- [Entries supplied]:
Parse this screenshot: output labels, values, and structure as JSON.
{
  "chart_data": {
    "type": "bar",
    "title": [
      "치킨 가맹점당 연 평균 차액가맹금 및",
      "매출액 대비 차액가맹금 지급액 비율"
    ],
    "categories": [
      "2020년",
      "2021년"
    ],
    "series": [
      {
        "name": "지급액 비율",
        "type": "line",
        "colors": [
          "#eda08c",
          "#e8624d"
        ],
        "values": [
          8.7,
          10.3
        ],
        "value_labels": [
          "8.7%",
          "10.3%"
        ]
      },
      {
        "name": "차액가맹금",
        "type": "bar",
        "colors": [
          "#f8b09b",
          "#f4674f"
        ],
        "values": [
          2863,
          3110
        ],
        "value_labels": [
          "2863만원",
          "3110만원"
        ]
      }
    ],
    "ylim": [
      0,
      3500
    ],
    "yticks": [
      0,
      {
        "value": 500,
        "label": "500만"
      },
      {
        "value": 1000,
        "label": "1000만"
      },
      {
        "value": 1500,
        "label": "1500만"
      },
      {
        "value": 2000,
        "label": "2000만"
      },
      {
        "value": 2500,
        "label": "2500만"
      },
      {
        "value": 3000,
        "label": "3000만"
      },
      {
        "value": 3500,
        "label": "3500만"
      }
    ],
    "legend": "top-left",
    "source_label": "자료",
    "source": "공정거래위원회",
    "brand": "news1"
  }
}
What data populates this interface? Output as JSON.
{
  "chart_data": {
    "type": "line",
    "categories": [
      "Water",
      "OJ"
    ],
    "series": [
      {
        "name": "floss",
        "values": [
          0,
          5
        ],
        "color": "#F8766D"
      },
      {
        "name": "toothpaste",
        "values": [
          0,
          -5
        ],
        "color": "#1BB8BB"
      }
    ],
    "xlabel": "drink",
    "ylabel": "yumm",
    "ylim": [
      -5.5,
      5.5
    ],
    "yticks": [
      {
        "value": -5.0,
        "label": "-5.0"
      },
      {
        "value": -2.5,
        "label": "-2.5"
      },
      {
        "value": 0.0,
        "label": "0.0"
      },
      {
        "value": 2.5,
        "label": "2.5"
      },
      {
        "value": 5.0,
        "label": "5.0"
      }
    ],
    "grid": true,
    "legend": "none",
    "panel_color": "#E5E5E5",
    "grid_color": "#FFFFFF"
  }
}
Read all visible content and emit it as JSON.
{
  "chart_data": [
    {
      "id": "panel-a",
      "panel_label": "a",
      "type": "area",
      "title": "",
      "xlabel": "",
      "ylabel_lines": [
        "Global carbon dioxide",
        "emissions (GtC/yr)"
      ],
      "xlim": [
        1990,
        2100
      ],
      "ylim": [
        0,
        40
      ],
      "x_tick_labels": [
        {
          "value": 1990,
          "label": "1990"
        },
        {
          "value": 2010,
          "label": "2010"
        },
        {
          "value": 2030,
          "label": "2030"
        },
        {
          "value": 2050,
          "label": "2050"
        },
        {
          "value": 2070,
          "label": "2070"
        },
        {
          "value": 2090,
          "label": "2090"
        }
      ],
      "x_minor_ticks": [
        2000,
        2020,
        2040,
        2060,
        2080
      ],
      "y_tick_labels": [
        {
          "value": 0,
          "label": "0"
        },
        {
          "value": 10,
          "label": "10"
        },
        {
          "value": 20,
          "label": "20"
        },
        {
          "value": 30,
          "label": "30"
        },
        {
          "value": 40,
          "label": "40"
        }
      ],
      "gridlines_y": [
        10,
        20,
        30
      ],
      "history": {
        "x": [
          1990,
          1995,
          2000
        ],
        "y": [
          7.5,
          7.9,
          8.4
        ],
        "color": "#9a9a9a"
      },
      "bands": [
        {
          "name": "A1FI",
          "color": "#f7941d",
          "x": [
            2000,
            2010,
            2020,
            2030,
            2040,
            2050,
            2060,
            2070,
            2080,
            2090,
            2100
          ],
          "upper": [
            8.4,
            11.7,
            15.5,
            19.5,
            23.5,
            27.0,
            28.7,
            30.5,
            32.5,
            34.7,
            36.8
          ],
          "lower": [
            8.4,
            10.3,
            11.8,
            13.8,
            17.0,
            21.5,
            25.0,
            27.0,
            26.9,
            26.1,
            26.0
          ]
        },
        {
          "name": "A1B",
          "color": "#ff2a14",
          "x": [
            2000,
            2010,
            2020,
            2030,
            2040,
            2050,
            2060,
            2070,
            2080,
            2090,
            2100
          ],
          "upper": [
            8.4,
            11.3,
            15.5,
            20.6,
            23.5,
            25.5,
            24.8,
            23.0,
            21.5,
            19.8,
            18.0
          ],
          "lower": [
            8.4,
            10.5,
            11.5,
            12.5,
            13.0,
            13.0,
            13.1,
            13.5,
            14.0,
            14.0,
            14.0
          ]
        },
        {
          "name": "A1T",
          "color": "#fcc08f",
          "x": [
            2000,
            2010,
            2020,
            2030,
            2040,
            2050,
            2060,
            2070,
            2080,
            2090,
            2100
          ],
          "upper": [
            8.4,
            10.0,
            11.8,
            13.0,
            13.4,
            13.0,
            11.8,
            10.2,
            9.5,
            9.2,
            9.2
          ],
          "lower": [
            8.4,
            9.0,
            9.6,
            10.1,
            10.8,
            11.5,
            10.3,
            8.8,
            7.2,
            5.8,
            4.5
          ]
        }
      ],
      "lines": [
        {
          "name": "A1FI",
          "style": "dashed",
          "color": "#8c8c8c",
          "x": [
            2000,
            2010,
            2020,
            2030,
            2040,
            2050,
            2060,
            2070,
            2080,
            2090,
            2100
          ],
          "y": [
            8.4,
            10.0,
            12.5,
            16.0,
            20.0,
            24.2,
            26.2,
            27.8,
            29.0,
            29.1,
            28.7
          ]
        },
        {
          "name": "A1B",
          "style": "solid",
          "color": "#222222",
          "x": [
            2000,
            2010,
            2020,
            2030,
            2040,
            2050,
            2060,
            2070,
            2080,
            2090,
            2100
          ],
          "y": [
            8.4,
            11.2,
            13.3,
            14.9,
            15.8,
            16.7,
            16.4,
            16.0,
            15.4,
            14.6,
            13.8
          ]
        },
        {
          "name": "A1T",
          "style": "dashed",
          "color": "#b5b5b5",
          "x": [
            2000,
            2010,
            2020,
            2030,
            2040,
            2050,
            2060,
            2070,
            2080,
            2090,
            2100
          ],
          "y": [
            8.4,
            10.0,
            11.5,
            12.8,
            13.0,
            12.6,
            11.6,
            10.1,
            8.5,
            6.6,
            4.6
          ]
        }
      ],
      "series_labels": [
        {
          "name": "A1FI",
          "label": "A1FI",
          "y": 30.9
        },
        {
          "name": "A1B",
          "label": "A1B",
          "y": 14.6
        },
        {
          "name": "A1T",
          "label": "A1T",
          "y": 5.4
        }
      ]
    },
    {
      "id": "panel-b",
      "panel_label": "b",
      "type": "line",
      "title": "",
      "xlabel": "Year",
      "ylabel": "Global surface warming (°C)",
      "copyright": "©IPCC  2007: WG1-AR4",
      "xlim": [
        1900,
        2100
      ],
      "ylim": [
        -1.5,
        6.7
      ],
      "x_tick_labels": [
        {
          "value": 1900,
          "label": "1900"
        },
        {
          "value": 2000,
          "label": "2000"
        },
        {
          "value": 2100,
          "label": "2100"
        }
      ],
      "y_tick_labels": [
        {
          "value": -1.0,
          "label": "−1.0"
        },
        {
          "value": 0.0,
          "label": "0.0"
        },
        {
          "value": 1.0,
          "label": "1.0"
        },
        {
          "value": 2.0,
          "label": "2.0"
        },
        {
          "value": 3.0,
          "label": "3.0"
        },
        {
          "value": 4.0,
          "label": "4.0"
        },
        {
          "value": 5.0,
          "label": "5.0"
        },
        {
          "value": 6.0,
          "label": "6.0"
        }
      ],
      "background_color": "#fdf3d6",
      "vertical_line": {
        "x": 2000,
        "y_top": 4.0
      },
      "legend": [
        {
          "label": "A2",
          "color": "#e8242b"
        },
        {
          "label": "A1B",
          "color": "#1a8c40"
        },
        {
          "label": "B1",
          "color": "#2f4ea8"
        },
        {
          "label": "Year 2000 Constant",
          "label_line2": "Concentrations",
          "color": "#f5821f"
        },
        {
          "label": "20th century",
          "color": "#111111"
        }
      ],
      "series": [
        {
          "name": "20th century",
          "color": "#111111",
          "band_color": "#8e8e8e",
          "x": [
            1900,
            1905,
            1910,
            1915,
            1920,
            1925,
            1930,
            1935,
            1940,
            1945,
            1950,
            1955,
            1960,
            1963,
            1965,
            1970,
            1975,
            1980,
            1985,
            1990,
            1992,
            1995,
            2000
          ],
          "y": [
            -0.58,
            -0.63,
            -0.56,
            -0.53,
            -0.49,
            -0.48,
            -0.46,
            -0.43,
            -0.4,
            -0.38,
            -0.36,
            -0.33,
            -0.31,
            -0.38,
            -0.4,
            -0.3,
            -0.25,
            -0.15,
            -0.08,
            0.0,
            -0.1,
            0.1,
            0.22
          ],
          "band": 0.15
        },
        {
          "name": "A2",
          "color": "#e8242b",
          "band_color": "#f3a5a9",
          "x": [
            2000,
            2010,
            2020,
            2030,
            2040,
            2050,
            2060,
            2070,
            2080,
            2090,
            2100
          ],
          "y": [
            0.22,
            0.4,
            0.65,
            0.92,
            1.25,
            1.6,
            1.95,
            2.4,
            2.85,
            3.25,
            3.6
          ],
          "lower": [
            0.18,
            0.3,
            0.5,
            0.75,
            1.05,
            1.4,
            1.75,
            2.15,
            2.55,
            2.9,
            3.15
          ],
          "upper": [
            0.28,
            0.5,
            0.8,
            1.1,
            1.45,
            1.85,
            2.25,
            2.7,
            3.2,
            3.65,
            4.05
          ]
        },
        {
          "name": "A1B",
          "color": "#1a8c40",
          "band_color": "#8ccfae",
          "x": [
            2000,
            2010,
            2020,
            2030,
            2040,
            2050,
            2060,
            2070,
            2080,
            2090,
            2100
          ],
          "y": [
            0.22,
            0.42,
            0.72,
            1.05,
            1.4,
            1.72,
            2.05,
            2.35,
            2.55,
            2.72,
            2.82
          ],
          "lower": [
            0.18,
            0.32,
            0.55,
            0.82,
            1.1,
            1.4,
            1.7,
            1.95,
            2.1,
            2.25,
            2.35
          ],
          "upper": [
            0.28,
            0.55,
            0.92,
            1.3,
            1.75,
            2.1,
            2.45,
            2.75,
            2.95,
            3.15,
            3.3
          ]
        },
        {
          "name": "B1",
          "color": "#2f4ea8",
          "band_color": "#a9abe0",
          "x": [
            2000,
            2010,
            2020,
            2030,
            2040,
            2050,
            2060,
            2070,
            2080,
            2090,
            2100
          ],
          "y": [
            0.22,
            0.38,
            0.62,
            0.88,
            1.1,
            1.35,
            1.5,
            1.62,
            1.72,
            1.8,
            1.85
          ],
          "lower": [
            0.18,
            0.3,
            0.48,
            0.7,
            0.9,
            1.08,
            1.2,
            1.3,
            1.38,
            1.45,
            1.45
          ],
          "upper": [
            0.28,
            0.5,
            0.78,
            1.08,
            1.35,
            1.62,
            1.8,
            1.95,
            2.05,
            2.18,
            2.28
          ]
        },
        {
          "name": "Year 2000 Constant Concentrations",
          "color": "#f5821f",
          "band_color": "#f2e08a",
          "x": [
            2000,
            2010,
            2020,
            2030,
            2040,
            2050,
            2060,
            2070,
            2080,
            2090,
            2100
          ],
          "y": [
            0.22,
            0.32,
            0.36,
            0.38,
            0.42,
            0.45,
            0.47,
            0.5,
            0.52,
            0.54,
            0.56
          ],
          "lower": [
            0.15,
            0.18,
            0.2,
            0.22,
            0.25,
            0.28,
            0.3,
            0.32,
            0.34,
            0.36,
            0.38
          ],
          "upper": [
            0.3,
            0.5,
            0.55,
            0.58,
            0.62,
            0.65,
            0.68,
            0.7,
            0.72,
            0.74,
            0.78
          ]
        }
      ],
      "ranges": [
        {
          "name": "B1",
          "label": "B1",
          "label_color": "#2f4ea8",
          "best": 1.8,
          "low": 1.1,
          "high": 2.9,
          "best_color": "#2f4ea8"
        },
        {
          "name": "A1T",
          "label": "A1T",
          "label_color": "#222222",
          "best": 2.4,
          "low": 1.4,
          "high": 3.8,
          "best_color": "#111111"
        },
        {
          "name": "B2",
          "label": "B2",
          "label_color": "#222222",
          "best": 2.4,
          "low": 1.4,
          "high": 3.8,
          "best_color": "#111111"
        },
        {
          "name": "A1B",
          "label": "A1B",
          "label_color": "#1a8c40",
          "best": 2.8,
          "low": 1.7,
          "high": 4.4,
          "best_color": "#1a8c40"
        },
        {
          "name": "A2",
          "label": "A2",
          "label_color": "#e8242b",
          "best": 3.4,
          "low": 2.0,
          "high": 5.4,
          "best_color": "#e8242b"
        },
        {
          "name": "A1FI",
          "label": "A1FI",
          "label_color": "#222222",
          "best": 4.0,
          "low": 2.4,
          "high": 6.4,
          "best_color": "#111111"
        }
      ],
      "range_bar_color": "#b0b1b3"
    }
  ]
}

- [Directive]: Give only the number of lines in the data that hold the word "Concentrations".

- [Right answer]: 2